### SUPPLIED DATA ###

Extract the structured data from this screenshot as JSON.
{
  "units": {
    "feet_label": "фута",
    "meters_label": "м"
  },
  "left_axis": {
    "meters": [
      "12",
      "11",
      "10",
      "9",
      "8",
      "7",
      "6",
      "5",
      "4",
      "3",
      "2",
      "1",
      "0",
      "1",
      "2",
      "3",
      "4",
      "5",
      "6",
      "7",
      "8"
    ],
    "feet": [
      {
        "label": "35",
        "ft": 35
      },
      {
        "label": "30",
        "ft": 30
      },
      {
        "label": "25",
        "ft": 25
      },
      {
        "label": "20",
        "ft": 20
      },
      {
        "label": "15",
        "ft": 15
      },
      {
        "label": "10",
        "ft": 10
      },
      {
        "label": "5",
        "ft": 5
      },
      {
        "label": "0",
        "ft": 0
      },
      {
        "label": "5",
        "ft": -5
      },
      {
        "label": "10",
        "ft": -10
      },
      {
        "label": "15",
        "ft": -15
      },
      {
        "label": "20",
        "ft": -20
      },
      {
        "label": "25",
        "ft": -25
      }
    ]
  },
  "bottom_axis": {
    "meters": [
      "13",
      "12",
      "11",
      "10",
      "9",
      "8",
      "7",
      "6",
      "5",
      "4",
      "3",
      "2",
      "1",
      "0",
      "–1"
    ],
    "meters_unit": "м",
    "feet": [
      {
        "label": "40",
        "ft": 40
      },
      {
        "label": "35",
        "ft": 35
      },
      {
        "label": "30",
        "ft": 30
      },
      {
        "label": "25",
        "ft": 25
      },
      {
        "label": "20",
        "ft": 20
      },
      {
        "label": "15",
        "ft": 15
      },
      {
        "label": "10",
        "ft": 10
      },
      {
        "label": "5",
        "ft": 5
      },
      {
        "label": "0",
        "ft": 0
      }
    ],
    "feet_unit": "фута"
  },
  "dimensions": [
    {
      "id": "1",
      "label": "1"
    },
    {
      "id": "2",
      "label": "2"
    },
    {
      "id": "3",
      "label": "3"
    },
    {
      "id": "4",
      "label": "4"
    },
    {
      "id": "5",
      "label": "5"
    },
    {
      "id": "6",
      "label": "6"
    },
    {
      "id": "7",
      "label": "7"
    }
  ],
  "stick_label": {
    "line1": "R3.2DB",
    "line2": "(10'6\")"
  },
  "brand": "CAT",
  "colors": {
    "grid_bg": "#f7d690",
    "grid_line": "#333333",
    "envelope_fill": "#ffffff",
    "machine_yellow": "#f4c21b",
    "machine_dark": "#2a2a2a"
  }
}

###
### SUPPLIED DATA ###

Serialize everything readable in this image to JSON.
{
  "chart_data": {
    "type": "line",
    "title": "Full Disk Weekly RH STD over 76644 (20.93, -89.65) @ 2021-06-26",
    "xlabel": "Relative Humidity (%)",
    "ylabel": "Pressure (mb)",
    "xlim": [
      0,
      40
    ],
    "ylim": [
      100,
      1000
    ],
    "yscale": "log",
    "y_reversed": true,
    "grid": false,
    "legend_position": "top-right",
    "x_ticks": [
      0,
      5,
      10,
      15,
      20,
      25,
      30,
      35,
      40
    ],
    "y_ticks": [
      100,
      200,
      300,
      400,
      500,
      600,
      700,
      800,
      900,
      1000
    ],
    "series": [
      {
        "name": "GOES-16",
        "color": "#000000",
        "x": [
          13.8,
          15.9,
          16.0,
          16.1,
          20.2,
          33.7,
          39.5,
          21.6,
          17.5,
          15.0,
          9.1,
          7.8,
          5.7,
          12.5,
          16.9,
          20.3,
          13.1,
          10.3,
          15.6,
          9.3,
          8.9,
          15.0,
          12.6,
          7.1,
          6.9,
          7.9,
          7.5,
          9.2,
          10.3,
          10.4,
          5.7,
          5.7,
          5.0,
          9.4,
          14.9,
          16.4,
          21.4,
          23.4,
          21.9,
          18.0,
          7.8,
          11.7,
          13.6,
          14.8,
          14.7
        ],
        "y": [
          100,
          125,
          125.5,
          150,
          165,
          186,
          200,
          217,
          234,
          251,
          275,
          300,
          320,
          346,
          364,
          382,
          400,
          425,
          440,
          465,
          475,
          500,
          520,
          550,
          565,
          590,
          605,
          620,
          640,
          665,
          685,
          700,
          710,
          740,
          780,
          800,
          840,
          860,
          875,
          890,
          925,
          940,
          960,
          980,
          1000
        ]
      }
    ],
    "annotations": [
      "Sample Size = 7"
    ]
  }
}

###

STATED GOAL:
Only lines that contain the word "JSON" are wanted; copy each of them.

EXERCISE ANSWER:
Extract the structured data from this screenshot as JSON.
Serialize everything readable in this image to JSON.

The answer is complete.